Without changing a single character, write out every record below.

Segment Start: PROVIDED ENTRIES

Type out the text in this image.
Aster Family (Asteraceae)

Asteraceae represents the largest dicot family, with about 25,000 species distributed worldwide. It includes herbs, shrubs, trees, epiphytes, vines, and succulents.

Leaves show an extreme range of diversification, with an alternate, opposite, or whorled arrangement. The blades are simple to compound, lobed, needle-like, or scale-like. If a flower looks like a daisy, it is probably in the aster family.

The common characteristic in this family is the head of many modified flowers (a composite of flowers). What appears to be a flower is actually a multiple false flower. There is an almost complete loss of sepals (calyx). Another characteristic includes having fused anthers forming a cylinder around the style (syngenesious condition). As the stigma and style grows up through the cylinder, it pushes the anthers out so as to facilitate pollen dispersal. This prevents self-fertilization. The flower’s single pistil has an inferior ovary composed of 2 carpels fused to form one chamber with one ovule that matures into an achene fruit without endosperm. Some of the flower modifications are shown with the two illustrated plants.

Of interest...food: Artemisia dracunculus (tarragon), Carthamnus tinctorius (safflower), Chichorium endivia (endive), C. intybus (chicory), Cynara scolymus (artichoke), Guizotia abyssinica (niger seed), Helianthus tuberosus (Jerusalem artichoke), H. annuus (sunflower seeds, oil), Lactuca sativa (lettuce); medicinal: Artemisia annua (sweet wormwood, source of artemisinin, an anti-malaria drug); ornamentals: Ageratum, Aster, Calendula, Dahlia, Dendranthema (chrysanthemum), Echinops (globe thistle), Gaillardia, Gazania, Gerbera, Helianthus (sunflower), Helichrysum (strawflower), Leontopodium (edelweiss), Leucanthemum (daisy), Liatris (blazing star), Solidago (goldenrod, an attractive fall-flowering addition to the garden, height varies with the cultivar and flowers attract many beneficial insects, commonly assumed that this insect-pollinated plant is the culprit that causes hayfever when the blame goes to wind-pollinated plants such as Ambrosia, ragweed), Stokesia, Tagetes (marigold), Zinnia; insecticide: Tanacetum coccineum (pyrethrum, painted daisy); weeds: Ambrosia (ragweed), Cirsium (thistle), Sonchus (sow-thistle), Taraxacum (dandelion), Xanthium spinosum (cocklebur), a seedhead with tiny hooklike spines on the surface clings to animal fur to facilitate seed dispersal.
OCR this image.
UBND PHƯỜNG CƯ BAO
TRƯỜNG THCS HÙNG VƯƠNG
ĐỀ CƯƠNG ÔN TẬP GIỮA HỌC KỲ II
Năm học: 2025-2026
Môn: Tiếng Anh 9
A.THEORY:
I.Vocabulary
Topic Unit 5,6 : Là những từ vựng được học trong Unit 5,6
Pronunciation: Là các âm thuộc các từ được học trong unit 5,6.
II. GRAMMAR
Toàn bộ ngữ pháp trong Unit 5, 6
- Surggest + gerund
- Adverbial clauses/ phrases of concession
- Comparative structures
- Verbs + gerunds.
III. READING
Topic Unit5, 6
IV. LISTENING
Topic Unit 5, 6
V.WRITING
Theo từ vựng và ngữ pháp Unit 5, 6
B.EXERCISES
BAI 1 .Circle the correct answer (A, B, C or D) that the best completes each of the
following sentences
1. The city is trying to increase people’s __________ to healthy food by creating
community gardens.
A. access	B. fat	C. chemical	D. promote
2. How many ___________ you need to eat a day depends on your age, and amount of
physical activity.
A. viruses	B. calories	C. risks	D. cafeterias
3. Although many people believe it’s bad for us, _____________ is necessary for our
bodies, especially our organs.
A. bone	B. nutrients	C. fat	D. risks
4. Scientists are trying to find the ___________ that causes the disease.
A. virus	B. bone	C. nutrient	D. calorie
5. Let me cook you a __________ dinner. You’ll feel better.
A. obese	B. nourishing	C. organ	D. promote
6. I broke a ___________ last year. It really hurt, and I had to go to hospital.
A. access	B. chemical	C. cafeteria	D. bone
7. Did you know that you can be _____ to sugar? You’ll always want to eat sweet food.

Segment End: PROVIDED ENTRIES

#### [RESULT OF THIS EXERCISE]
Type out the text in this image.
Aster Family (Asteraceae)

Asteraceae represents the largest dicot family, with about 25,000 species distributed worldwide. It includes herbs, shrubs, trees, epiphytes, vines, and succulents.

Leaves show an extreme range of diversification, with an alternate, opposite, or whorled arrangement. The blades are simple to compound, lobed, needle-like, or scale-like. If a flower looks like a daisy, it is probably in the aster family.

The common characteristic in this family is the head of many modified flowers (a composite of flowers). What appears to be a flower is actually a multiple false flower. There is an almost complete loss of sepals (calyx). Another characteristic includes having fused anthers forming a cylinder around the style (syngenesious condition). As the stigma and style grows up through the cylinder, it pushes the anthers out so as to facilitate pollen dispersal. This prevents self-fertilization. The flower’s single pistil has an inferior ovary composed of 2 carpels fused to form one chamber with one ovule that matures into an achene fruit without endosperm. Some of the flower modifications are shown with the two illustrated plants.

Of interest...food: Artemisia dracunculus (tarragon), Carthamnus tinctorius (safflower), Chichorium endivia (endive), C. intybus (chicory), Cynara scolymus (artichoke), Guizotia abyssinica (niger seed), Helianthus tuberosus (Jerusalem artichoke), H. annuus (sunflower seeds, oil), Lactuca sativa (lettuce); medicinal: Artemisia annua (sweet wormwood, source of artemisinin, an anti-malaria drug); ornamentals: Ageratum, Aster, Calendula, Dahlia, Dendranthema (chrysanthemum), Echinops (globe thistle), Gaillardia, Gazania, Gerbera, Helianthus (sunflower), Helichrysum (strawflower), Leontopodium (edelweiss), Leucanthemum (daisy), Liatris (blazing star), Solidago (goldenrod, an attractive fall-flowering addition to the garden, height varies with the cultivar and flowers attract many beneficial insects, commonly assumed that this insect-pollinated plant is the culprit that causes hayfever when the blame goes to wind-pollinated plants such as Ambrosia, ragweed), Stokesia, Tagetes (marigold), Zinnia; insecticide: Tanacetum coccineum (pyrethrum, painted daisy); weeds: Ambrosia (ragweed), Cirsium (thistle), Sonchus (sow-thistle), Taraxacum (dandelion), Xanthium spinosum (cocklebur), a seedhead with tiny hooklike spines on the surface clings to animal fur to facilitate seed dispersal.
OCR this image.
UBND PHƯỜNG CƯ BAO
TRƯỜNG THCS HÙNG VƯƠNG
ĐỀ CƯƠNG ÔN TẬP GIỮA HỌC KỲ II
Năm học: 2025-2026
Môn: Tiếng Anh 9
A.THEORY:
I.Vocabulary
Topic Unit 5,6 : Là những từ vựng được học trong Unit 5,6
Pronunciation: Là các âm thuộc các từ được học trong unit 5,6.
II. GRAMMAR
Toàn bộ ngữ pháp trong Unit 5, 6
- Surggest + gerund
- Adverbial clauses/ phrases of concession
- Comparative structures
- Verbs + gerunds.
III. READING
Topic Unit5, 6
IV. LISTENING
Topic Unit 5, 6
V.WRITING
Theo từ vựng và ngữ pháp Unit 5, 6
B.EXERCISES
BAI 1 .Circle the correct answer (A, B, C or D) that the best completes each of the
following sentences
1. The city is trying to increase people’s __________ to healthy food by creating
community gardens.
A. access	B. fat	C. chemical	D. promote
2. How many ___________ you need to eat a day depends on your age, and amount of
physical activity.
A. viruses	B. calories	C. risks	D. cafeterias
3. Although many people believe it’s bad for us, _____________ is necessary for our
bodies, especially our organs.
A. bone	B. nutrients	C. fat	D. risks
4. Scientists are trying to find the ___________ that causes the disease.
A. virus	B. bone	C. nutrient	D. calorie
5. Let me cook you a __________ dinner. You’ll feel better.
A. obese	B. nourishing	C. organ	D. promote
6. I broke a ___________ last year. It really hurt, and I had to go to hospital.
A. access	B. chemical	C. cafeteria	D. bone
7. Did you know that you can be _____ to sugar? You’ll always want to eat sweet food.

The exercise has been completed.